WHAT YOU NEED TO DO =
Please put every row below into a JSON list of strings, one string per line, with blank lines left out.

STORED DATA =
□ □ □
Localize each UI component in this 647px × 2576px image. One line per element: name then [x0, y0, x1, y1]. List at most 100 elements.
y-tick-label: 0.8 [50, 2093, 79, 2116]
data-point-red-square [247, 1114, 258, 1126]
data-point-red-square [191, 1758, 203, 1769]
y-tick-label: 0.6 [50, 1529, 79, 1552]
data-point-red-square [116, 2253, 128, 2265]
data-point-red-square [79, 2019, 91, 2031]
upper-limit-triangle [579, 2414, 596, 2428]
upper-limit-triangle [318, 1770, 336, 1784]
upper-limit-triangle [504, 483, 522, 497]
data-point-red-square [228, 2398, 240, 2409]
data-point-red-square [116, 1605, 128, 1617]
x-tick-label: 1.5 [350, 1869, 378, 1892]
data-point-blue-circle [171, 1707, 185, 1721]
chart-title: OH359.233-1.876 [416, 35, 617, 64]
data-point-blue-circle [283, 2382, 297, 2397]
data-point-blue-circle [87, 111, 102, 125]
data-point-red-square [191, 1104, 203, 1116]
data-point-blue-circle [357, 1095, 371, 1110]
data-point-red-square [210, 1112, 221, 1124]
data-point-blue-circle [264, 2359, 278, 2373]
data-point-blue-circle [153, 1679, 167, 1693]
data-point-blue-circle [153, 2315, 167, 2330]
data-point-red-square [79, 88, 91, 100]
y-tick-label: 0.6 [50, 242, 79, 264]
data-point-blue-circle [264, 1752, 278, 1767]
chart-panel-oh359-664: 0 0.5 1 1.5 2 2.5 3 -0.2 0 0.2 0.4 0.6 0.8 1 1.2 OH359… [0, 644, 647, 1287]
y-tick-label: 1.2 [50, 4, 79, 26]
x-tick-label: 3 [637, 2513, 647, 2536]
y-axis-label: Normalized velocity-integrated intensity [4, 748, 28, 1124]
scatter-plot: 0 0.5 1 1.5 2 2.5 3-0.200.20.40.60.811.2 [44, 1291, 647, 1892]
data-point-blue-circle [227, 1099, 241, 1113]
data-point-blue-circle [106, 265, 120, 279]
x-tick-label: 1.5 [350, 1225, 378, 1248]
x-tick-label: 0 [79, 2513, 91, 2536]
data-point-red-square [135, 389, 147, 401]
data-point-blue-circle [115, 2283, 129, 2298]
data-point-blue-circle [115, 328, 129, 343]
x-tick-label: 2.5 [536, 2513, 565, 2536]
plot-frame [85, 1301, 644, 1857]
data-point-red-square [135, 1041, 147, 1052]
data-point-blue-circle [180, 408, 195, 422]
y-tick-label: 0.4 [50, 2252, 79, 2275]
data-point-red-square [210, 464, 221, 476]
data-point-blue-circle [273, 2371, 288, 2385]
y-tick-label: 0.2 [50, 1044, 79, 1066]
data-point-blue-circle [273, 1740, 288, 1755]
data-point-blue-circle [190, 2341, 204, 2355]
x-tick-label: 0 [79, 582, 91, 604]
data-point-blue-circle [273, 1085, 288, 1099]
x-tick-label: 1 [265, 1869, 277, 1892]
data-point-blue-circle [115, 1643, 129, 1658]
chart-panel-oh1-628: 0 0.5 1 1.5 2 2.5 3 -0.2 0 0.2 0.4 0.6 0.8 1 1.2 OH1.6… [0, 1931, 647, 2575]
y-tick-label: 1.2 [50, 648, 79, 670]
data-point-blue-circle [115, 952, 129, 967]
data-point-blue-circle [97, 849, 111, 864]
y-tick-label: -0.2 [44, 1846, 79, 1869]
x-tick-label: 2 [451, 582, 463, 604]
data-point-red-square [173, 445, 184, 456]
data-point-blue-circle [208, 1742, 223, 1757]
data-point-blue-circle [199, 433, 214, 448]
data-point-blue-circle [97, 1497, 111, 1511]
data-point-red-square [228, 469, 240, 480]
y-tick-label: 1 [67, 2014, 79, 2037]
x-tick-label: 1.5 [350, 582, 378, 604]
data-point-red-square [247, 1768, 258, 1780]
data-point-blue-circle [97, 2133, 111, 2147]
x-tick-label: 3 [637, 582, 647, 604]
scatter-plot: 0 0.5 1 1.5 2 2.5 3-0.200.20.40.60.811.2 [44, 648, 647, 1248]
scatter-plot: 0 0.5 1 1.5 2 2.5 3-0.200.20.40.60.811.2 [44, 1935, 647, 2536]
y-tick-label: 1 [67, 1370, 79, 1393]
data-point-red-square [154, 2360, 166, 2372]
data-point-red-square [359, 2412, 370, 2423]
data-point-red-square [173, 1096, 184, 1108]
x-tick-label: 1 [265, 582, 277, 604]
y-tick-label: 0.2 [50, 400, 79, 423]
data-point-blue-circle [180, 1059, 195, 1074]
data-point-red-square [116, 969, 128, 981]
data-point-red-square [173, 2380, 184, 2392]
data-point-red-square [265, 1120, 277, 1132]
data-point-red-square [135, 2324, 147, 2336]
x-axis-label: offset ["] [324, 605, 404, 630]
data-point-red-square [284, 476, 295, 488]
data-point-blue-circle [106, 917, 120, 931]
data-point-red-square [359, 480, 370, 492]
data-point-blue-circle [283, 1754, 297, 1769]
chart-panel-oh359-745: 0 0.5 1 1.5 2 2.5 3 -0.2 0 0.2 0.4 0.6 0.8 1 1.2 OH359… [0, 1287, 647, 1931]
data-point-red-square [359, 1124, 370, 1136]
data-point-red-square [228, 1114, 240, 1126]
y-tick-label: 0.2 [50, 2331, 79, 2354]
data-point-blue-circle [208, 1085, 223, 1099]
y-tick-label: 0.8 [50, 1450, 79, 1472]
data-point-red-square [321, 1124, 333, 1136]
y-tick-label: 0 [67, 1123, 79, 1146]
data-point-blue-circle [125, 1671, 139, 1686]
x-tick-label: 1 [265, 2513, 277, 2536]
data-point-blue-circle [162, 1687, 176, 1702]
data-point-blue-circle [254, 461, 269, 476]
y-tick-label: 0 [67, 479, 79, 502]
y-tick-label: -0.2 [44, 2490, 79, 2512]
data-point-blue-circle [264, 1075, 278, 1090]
□ □ □
EXPECTED ANSWER =
[
  "Localize each UI component in this 647px × 2576px image. One line per element: name then [x0, y0, x1, y1]. List at most 100 elements.",
  "y-tick-label: 0.8 [50, 2093, 79, 2116]",
  "data-point-red-square [247, 1114, 258, 1126]",
  "data-point-red-square [191, 1758, 203, 1769]",
  "y-tick-label: 0.6 [50, 1529, 79, 1552]",
  "data-point-red-square [116, 2253, 128, 2265]",
  "data-point-red-square [79, 2019, 91, 2031]",
  "upper-limit-triangle [579, 2414, 596, 2428]",
  "upper-limit-triangle [318, 1770, 336, 1784]",
  "upper-limit-triangle [504, 483, 522, 497]",
  "data-point-red-square [228, 2398, 240, 2409]",
  "data-point-red-square [116, 1605, 128, 1617]",
  "x-tick-label: 1.5 [350, 1869, 378, 1892]",
  "data-point-blue-circle [171, 1707, 185, 1721]",
  "chart-title: OH359.233-1.876 [416, 35, 617, 64]",
  "data-point-blue-circle [283, 2382, 297, 2397]",
  "data-point-blue-circle [87, 111, 102, 125]",
  "data-point-red-square [191, 1104, 203, 1116]",
  "data-point-blue-circle [357, 1095, 371, 1110]",
  "data-point-red-square [210, 1112, 221, 1124]",
  "data-point-blue-circle [264, 2359, 278, 2373]",
  "data-point-blue-circle [153, 1679, 167, 1693]",
  "data-point-blue-circle [153, 2315, 167, 2330]",
  "data-point-red-square [79, 88, 91, 100]",
  "y-tick-label: 0.6 [50, 242, 79, 264]",
  "data-point-blue-circle [264, 1752, 278, 1767]",
  "chart-panel-oh359-664: 0 0.5 1 1.5 2 2.5 3 -0.2 0 0.2 0.4 0.6 0.8 1 1.2 OH359… [0, 644, 647, 1287]",
  "y-tick-label: 1.2 [50, 4, 79, 26]",
  "x-tick-label: 3 [637, 2513, 647, 2536]",
  "y-axis-label: Normalized velocity-integrated intensity [4, 748, 28, 1124]",
  "scatter-plot: 0 0.5 1 1.5 2 2.5 3-0.200.20.40.60.811.2 [44, 1291, 647, 1892]",
  "data-point-blue-circle [227, 1099, 241, 1113]",
  "data-point-blue-circle [106, 265, 120, 279]",
  "x-tick-label: 1.5 [350, 1225, 378, 1248]",
  "x-tick-label: 0 [79, 2513, 91, 2536]",
  "data-point-red-square [135, 389, 147, 401]",
  "data-point-blue-circle [115, 2283, 129, 2298]",
  "data-point-blue-circle [115, 328, 129, 343]",
  "x-tick-label: 2.5 [536, 2513, 565, 2536]",
  "plot-frame [85, 1301, 644, 1857]",
  "data-point-red-square [135, 1041, 147, 1052]",
  "data-point-blue-circle [180, 408, 195, 422]",
  "y-tick-label: 0.4 [50, 2252, 79, 2275]",
  "data-point-red-square [210, 464, 221, 476]",
  "data-point-blue-circle [273, 2371, 288, 2385]",
  "y-tick-label: 0.2 [50, 1044, 79, 1066]",
  "data-point-blue-circle [273, 1740, 288, 1755]",
  "data-point-blue-circle [190, 2341, 204, 2355]",
  "x-tick-label: 0 [79, 582, 91, 604]",
  "data-point-blue-circle [273, 1085, 288, 1099]",
  "x-tick-label: 1 [265, 1869, 277, 1892]",
  "data-point-blue-circle [115, 1643, 129, 1658]",
  "chart-panel-oh1-628: 0 0.5 1 1.5 2 2.5 3 -0.2 0 0.2 0.4 0.6 0.8 1 1.2 OH1.6… [0, 1931, 647, 2575]",
  "y-tick-label: 1.2 [50, 648, 79, 670]",
  "data-point-blue-circle [115, 952, 129, 967]",
  "data-point-blue-circle [97, 849, 111, 864]",
  "y-tick-label: -0.2 [44, 1846, 79, 1869]",
  "x-tick-label: 2 [451, 582, 463, 604]",
  "data-point-red-square [173, 445, 184, 456]",
  "data-point-blue-circle [208, 1742, 223, 1757]",
  "data-point-blue-circle [199, 433, 214, 448]",
  "data-point-blue-circle [97, 1497, 111, 1511]",
  "data-point-red-square [228, 469, 240, 480]",
  "y-tick-label: 1 [67, 2014, 79, 2037]",
  "x-tick-label: 1.5 [350, 582, 378, 604]",
  "data-point-red-square [247, 1768, 258, 1780]",
  "data-point-blue-circle [97, 2133, 111, 2147]",
  "x-tick-label: 3 [637, 582, 647, 604]",
  "scatter-plot: 0 0.5 1 1.5 2 2.5 3-0.200.20.40.60.811.2 [44, 648, 647, 1248]",
  "scatter-plot: 0 0.5 1 1.5 2 2.5 3-0.200.20.40.60.811.2 [44, 1935, 647, 2536]",
  "y-tick-label: 1 [67, 1370, 79, 1393]",
  "data-point-red-square [154, 2360, 166, 2372]",
  "data-point-red-square [359, 2412, 370, 2423]",
  "data-point-red-square [173, 1096, 184, 1108]",
  "x-tick-label: 1 [265, 582, 277, 604]",
  "y-tick-label: 0.2 [50, 400, 79, 423]",
  "data-point-blue-circle [180, 1059, 195, 1074]",
  "data-point-red-square [116, 969, 128, 981]",
  "data-point-red-square [173, 2380, 184, 2392]",
  "data-point-red-square [265, 1120, 277, 1132]",
  "data-point-red-square [135, 2324, 147, 2336]",
  "x-axis-label: offset [\"] [324, 605, 404, 630]",
  "data-point-red-square [284, 476, 295, 488]",
  "data-point-blue-circle [106, 917, 120, 931]",
  "data-point-red-square [359, 480, 370, 492]",
  "data-point-blue-circle [283, 1754, 297, 1769]",
  "chart-panel-oh359-745: 0 0.5 1 1.5 2 2.5 3 -0.2 0 0.2 0.4 0.6 0.8 1 1.2 OH359… [0, 1287, 647, 1931]",
  "data-point-red-square [359, 1124, 370, 1136]",
  "data-point-red-square [228, 1114, 240, 1126]",
  "y-tick-label: 0.2 [50, 2331, 79, 2354]",
  "data-point-blue-circle [208, 1085, 223, 1099]",
  "y-tick-label: 0.8 [50, 1450, 79, 1472]",
  "data-point-red-square [321, 1124, 333, 1136]",
  "y-tick-label: 0 [67, 1123, 79, 1146]",
  "data-point-blue-circle [125, 1671, 139, 1686]",
  "x-tick-label: 1 [265, 2513, 277, 2536]",
  "data-point-blue-circle [162, 1687, 176, 1702]",
  "data-point-blue-circle [254, 461, 269, 476]",
  "y-tick-label: 0 [67, 479, 79, 502]",
  "y-tick-label: -0.2 [44, 2490, 79, 2512]",
  "data-point-blue-circle [264, 1075, 278, 1090]"
]